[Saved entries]
— Start —

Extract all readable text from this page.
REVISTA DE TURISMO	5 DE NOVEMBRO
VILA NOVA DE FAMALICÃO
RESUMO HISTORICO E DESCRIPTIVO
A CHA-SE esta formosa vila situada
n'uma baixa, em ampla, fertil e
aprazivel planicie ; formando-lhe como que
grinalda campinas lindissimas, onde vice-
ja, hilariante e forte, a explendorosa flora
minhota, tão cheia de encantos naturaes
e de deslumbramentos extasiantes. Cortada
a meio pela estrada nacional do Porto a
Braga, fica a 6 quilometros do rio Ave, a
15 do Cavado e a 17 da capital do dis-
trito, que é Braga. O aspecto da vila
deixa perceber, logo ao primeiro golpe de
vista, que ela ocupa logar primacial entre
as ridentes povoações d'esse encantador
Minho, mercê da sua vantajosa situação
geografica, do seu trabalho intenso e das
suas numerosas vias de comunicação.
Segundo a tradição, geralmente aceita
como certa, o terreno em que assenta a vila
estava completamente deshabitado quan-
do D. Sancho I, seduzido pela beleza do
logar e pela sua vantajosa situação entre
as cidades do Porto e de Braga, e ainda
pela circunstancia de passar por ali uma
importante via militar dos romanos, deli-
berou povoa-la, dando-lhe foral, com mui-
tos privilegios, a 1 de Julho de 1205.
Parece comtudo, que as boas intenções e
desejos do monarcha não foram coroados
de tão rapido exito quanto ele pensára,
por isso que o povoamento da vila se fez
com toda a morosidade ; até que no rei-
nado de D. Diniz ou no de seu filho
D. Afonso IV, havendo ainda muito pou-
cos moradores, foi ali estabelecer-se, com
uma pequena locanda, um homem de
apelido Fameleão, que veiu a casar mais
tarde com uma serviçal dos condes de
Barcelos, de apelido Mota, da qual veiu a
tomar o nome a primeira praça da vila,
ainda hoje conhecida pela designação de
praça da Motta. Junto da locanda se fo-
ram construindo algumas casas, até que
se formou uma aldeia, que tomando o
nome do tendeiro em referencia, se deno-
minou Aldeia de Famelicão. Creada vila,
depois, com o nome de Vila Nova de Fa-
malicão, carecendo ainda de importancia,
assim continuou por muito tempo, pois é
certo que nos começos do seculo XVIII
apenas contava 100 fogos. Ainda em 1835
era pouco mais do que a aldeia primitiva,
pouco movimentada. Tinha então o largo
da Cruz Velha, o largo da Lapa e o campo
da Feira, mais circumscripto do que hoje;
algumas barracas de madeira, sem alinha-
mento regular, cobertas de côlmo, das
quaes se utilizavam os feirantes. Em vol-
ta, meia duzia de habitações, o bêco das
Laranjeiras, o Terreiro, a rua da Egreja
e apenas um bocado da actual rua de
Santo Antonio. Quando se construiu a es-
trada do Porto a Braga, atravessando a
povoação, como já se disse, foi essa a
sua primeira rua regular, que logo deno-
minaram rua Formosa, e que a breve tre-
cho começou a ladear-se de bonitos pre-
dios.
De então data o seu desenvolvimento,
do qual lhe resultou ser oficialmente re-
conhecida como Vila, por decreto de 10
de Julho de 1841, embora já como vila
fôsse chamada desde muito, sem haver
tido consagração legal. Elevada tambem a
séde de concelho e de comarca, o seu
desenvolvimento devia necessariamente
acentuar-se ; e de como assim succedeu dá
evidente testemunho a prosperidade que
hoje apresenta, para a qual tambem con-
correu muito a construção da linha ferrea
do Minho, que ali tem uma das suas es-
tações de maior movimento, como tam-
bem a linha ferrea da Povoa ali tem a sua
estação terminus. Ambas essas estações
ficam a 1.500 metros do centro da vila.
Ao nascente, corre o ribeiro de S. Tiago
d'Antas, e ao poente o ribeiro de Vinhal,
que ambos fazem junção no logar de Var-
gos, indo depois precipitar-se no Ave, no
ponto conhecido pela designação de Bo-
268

— End —

**The request:** Quote all the records. Keep every word exact.

**Output for this task:**
Extract all readable text from this page.
REVISTA DE TURISMO	5 DE NOVEMBRO
VILA NOVA DE FAMALICÃO
RESUMO HISTORICO E DESCRIPTIVO
A CHA-SE esta formosa vila situada
n'uma baixa, em ampla, fertil e
aprazivel planicie ; formando-lhe como que
grinalda campinas lindissimas, onde vice-
ja, hilariante e forte, a explendorosa flora
minhota, tão cheia de encantos naturaes
e de deslumbramentos extasiantes. Cortada
a meio pela estrada nacional do Porto a
Braga, fica a 6 quilometros do rio Ave, a
15 do Cavado e a 17 da capital do dis-
trito, que é Braga. O aspecto da vila
deixa perceber, logo ao primeiro golpe de
vista, que ela ocupa logar primacial entre
as ridentes povoações d'esse encantador
Minho, mercê da sua vantajosa situação
geografica, do seu trabalho intenso e das
suas numerosas vias de comunicação.
Segundo a tradição, geralmente aceita
como certa, o terreno em que assenta a vila
estava completamente deshabitado quan-
do D. Sancho I, seduzido pela beleza do
logar e pela sua vantajosa situação entre
as cidades do Porto e de Braga, e ainda
pela circunstancia de passar por ali uma
importante via militar dos romanos, deli-
berou povoa-la, dando-lhe foral, com mui-
tos privilegios, a 1 de Julho de 1205.
Parece comtudo, que as boas intenções e
desejos do monarcha não foram coroados
de tão rapido exito quanto ele pensára,
por isso que o povoamento da vila se fez
com toda a morosidade ; até que no rei-
nado de D. Diniz ou no de seu filho
D. Afonso IV, havendo ainda muito pou-
cos moradores, foi ali estabelecer-se, com
uma pequena locanda, um homem de
apelido Fameleão, que veiu a casar mais
tarde com uma serviçal dos condes de
Barcelos, de apelido Mota, da qual veiu a
tomar o nome a primeira praça da vila,
ainda hoje conhecida pela designação de
praça da Motta. Junto da locanda se fo-
ram construindo algumas casas, até que
se formou uma aldeia, que tomando o
nome do tendeiro em referencia, se deno-
minou Aldeia de Famelicão. Creada vila,
depois, com o nome de Vila Nova de Fa-
malicão, carecendo ainda de importancia,
assim continuou por muito tempo, pois é
certo que nos começos do seculo XVIII
apenas contava 100 fogos. Ainda em 1835
era pouco mais do que a aldeia primitiva,
pouco movimentada. Tinha então o largo
da Cruz Velha, o largo da Lapa e o campo
da Feira, mais circumscripto do que hoje;
algumas barracas de madeira, sem alinha-
mento regular, cobertas de côlmo, das
quaes se utilizavam os feirantes. Em vol-
ta, meia duzia de habitações, o bêco das
Laranjeiras, o Terreiro, a rua da Egreja
e apenas um bocado da actual rua de
Santo Antonio. Quando se construiu a es-
trada do Porto a Braga, atravessando a
povoação, como já se disse, foi essa a
sua primeira rua regular, que logo deno-
minaram rua Formosa, e que a breve tre-
cho começou a ladear-se de bonitos pre-
dios.
De então data o seu desenvolvimento,
do qual lhe resultou ser oficialmente re-
conhecida como Vila, por decreto de 10
de Julho de 1841, embora já como vila
fôsse chamada desde muito, sem haver
tido consagração legal. Elevada tambem a
séde de concelho e de comarca, o seu
desenvolvimento devia necessariamente
acentuar-se ; e de como assim succedeu dá
evidente testemunho a prosperidade que
hoje apresenta, para a qual tambem con-
correu muito a construção da linha ferrea
do Minho, que ali tem uma das suas es-
tações de maior movimento, como tam-
bem a linha ferrea da Povoa ali tem a sua
estação terminus. Ambas essas estações
ficam a 1.500 metros do centro da vila.
Ao nascente, corre o ribeiro de S. Tiago
d'Antas, e ao poente o ribeiro de Vinhal,
que ambos fazem junção no logar de Var-
gos, indo depois precipitar-se no Ave, no
ponto conhecido pela designação de Bo-
268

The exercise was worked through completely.